Stated problem – All of the entries need to be written out again, exactly as they are.

### Supplied data ###

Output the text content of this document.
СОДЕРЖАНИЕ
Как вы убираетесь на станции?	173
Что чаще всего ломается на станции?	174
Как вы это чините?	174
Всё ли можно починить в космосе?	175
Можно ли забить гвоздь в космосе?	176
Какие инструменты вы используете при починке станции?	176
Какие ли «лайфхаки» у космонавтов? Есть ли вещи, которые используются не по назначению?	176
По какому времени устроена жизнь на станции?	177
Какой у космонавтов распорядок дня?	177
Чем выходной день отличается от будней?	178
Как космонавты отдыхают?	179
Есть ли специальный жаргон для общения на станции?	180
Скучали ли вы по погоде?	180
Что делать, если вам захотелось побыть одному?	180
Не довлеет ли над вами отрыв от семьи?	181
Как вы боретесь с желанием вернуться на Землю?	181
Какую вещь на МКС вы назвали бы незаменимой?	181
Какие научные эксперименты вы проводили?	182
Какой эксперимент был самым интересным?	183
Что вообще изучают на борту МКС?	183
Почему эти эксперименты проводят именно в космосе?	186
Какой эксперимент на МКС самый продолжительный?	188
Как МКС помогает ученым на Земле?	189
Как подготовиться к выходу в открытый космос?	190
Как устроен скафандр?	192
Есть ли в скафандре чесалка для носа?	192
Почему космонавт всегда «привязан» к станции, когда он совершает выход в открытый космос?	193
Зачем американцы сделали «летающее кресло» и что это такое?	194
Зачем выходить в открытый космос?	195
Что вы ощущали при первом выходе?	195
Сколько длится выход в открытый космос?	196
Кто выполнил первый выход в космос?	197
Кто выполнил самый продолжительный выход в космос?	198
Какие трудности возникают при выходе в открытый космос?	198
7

###

Solution to this problem –
Output the text content of this document.
СОДЕРЖАНИЕ
Как вы убираетесь на станции?	173
Что чаще всего ломается на станции?	174
Как вы это чините?	174
Всё ли можно починить в космосе?	175
Можно ли забить гвоздь в космосе?	176
Какие инструменты вы используете при починке станции?	176
Какие ли «лайфхаки» у космонавтов? Есть ли вещи, которые используются не по назначению?	176
По какому времени устроена жизнь на станции?	177
Какой у космонавтов распорядок дня?	177
Чем выходной день отличается от будней?	178
Как космонавты отдыхают?	179
Есть ли специальный жаргон для общения на станции?	180
Скучали ли вы по погоде?	180
Что делать, если вам захотелось побыть одному?	180
Не довлеет ли над вами отрыв от семьи?	181
Как вы боретесь с желанием вернуться на Землю?	181
Какую вещь на МКС вы назвали бы незаменимой?	181
Какие научные эксперименты вы проводили?	182
Какой эксперимент был самым интересным?	183
Что вообще изучают на борту МКС?	183
Почему эти эксперименты проводят именно в космосе?	186
Какой эксперимент на МКС самый продолжительный?	188
Как МКС помогает ученым на Земле?	189
Как подготовиться к выходу в открытый космос?	190
Как устроен скафандр?	192
Есть ли в скафандре чесалка для носа?	192
Почему космонавт всегда «привязан» к станции, когда он совершает выход в открытый космос?	193
Зачем американцы сделали «летающее кресло» и что это такое?	194
Зачем выходить в открытый космос?	195
Что вы ощущали при первом выходе?	195
Сколько длится выход в открытый космос?	196
Кто выполнил первый выход в космос?	197
Кто выполнил самый продолжительный выход в космос?	198
Какие трудности возникают при выходе в открытый космос?	198
7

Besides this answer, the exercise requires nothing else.